Saved entries:
══════════════════════════════
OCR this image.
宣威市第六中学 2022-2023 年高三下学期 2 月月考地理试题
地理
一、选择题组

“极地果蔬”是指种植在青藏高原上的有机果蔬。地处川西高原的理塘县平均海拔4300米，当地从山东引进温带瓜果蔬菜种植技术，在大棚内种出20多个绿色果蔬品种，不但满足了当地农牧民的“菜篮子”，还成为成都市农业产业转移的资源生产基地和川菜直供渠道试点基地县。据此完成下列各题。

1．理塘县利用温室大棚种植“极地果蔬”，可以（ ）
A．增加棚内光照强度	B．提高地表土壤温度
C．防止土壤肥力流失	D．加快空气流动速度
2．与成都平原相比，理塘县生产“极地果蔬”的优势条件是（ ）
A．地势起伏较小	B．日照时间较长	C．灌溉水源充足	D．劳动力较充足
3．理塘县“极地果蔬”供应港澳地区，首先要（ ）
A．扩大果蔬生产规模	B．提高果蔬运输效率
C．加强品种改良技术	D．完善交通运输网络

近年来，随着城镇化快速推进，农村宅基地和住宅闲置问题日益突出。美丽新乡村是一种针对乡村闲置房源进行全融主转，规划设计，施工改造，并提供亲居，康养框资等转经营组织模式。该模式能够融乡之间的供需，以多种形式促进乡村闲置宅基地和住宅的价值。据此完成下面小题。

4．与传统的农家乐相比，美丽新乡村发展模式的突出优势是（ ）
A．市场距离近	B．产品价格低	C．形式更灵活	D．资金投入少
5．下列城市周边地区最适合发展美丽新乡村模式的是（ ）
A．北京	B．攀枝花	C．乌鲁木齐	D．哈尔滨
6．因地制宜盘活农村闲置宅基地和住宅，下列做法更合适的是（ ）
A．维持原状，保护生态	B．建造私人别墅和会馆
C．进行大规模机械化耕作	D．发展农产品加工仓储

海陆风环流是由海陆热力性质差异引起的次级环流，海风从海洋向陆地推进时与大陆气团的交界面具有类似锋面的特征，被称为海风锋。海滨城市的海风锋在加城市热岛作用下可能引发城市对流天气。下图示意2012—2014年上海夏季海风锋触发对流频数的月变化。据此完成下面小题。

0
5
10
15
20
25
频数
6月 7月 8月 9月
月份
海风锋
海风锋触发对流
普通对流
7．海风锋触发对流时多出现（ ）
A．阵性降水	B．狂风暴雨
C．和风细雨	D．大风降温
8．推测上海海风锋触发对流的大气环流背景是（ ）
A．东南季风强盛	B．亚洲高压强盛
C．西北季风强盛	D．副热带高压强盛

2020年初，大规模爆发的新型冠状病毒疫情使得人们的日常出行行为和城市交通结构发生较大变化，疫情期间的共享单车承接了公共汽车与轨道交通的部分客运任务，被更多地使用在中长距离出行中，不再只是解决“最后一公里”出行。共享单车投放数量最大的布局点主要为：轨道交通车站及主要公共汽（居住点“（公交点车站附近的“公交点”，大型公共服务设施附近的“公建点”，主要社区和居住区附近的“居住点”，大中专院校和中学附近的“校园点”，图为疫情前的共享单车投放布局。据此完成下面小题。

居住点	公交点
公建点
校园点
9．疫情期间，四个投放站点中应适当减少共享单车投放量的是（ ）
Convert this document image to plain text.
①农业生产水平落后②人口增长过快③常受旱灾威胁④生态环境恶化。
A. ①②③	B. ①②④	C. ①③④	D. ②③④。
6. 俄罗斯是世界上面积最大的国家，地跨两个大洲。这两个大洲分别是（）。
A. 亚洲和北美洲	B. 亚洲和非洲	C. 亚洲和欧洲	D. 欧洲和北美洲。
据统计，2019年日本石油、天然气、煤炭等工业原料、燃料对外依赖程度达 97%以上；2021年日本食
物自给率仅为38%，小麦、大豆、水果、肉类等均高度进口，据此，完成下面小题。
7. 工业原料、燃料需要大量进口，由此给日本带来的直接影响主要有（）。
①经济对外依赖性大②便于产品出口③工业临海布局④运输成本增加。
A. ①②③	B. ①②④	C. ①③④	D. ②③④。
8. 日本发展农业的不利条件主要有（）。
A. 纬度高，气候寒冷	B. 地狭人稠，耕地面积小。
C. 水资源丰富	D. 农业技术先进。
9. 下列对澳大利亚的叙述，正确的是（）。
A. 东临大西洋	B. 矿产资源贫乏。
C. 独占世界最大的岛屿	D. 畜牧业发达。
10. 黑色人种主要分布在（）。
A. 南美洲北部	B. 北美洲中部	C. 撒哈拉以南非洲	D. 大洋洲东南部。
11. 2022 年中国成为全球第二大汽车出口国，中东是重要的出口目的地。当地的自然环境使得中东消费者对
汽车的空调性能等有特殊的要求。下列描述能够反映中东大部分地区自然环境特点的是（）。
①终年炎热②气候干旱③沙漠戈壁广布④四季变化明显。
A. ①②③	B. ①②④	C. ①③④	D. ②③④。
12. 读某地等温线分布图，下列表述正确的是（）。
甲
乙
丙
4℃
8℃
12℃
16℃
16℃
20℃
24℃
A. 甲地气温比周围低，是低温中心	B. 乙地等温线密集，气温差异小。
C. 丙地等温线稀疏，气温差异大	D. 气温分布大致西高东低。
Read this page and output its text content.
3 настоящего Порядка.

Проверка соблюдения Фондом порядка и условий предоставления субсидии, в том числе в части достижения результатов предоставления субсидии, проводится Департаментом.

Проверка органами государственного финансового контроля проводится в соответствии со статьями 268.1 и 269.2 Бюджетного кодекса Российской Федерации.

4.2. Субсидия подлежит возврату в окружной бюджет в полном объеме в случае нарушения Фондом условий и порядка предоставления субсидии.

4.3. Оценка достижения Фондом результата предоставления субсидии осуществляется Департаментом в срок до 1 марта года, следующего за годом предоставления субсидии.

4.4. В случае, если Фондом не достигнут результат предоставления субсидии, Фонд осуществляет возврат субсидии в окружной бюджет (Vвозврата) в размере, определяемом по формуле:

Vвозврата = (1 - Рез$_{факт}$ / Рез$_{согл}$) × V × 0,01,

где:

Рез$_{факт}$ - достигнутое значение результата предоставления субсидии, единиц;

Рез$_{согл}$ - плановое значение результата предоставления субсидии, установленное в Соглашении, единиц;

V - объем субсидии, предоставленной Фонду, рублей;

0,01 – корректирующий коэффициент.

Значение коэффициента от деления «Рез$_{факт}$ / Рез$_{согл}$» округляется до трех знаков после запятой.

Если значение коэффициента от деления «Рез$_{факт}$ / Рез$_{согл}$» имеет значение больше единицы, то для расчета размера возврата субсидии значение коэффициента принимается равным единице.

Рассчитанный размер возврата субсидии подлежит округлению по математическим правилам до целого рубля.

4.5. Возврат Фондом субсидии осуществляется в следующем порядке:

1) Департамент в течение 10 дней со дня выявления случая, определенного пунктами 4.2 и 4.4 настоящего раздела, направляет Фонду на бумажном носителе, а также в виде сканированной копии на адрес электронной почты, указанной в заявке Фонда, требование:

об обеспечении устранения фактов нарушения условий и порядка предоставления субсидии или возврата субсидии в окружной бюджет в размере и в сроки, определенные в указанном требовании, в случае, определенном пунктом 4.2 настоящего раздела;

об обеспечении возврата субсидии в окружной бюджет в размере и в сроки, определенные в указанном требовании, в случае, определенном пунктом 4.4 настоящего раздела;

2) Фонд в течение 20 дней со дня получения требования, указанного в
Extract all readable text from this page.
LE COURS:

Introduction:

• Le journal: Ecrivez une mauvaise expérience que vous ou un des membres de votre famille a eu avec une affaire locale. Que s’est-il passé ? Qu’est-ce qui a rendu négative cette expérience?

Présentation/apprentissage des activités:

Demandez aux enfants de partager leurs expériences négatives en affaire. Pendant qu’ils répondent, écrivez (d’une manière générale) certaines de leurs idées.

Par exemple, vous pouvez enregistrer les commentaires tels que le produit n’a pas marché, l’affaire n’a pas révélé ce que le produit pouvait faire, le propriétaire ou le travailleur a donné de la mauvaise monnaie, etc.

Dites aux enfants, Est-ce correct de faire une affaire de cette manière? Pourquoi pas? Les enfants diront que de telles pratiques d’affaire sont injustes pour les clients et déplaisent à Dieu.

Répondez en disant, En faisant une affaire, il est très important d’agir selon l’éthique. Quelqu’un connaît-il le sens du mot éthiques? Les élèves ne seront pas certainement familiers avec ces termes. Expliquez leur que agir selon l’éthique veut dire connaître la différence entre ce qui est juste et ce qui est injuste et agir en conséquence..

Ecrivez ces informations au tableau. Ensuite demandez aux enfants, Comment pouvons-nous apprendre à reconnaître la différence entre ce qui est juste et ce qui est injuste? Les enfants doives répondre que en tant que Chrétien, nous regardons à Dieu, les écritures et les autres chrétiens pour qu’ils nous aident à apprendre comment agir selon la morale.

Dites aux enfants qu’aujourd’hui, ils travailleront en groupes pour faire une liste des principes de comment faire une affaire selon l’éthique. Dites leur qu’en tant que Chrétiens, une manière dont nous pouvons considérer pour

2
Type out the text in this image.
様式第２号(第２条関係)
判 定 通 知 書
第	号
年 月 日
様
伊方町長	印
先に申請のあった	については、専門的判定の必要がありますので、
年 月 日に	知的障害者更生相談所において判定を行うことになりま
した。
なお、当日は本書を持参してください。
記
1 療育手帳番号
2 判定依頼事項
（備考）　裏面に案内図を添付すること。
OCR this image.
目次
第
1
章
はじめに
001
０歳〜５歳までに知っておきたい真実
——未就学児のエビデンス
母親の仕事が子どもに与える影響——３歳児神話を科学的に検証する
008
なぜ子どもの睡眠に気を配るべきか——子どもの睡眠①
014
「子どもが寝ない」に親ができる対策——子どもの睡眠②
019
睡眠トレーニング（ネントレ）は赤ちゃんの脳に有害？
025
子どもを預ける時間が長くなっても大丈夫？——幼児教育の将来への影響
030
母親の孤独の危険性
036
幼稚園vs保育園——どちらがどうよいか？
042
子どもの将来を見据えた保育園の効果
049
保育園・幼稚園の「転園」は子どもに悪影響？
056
══════════════════════════════
*PROBLEM TO SOLVE*. Consider the entries above and return each line with the string "дней".

*SOLUTION FOR THIS TASK*.
1) Департамент в течение 10 дней со дня выявления случая, определенного пунктами 4.2 и 4.4 настоящего раздела, направляет Фонду на бумажном носителе, а также в виде сканированной копии на адрес электронной почты, указанной в заявке Фонда, требование:
2) Фонд в течение 20 дней со дня получения требования, указанного в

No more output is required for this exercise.